» Instructions to follow
Every line of the material that follows must be printed again exactly.

» Records to use

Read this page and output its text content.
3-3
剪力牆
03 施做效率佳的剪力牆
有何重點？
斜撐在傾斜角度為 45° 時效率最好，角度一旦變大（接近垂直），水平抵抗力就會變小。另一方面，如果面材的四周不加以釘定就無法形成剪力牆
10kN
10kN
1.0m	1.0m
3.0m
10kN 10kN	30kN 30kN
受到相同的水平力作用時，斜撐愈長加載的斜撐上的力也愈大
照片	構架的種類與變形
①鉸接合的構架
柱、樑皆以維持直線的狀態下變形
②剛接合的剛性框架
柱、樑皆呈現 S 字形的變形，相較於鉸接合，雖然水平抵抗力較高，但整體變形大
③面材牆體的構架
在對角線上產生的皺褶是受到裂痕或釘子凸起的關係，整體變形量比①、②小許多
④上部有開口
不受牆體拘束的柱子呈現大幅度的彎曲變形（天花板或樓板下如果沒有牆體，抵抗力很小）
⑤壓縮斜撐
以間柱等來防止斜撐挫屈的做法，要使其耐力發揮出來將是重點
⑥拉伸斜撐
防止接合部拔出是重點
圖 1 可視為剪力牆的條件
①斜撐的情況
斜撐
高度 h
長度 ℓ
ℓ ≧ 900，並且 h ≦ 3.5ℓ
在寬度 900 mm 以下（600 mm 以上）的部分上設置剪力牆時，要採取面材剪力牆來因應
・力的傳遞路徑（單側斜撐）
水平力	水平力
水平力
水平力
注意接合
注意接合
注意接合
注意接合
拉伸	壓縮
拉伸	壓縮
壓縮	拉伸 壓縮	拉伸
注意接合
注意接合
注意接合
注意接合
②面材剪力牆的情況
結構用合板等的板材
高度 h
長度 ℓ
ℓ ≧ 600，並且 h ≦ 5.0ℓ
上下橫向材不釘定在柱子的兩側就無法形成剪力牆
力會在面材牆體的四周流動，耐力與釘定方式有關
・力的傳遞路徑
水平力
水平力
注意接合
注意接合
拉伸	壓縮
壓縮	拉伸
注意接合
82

» Completed exercise
Read this page and output its text content.
3-3
剪力牆
03 施做效率佳的剪力牆
有何重點？
斜撐在傾斜角度為 45° 時效率最好，角度一旦變大（接近垂直），水平抵抗力就會變小。另一方面，如果面材的四周不加以釘定就無法形成剪力牆
10kN
10kN
1.0m	1.0m
3.0m
10kN 10kN	30kN 30kN
受到相同的水平力作用時，斜撐愈長加載的斜撐上的力也愈大
照片	構架的種類與變形
①鉸接合的構架
柱、樑皆以維持直線的狀態下變形
②剛接合的剛性框架
柱、樑皆呈現 S 字形的變形，相較於鉸接合，雖然水平抵抗力較高，但整體變形大
③面材牆體的構架
在對角線上產生的皺褶是受到裂痕或釘子凸起的關係，整體變形量比①、②小許多
④上部有開口
不受牆體拘束的柱子呈現大幅度的彎曲變形（天花板或樓板下如果沒有牆體，抵抗力很小）
⑤壓縮斜撐
以間柱等來防止斜撐挫屈的做法，要使其耐力發揮出來將是重點
⑥拉伸斜撐
防止接合部拔出是重點
圖 1 可視為剪力牆的條件
①斜撐的情況
斜撐
高度 h
長度 ℓ
ℓ ≧ 900，並且 h ≦ 3.5ℓ
在寬度 900 mm 以下（600 mm 以上）的部分上設置剪力牆時，要採取面材剪力牆來因應
・力的傳遞路徑（單側斜撐）
水平力	水平力
水平力
水平力
注意接合
注意接合
注意接合
注意接合
拉伸	壓縮
拉伸	壓縮
壓縮	拉伸 壓縮	拉伸
注意接合
注意接合
注意接合
注意接合
②面材剪力牆的情況
結構用合板等的板材
高度 h
長度 ℓ
ℓ ≧ 600，並且 h ≦ 5.0ℓ
上下橫向材不釘定在柱子的兩側就無法形成剪力牆
力會在面材牆體的四周流動，耐力與釘定方式有關
・力的傳遞路徑
水平力
水平力
注意接合
注意接合
拉伸	壓縮
壓縮	拉伸
注意接合
82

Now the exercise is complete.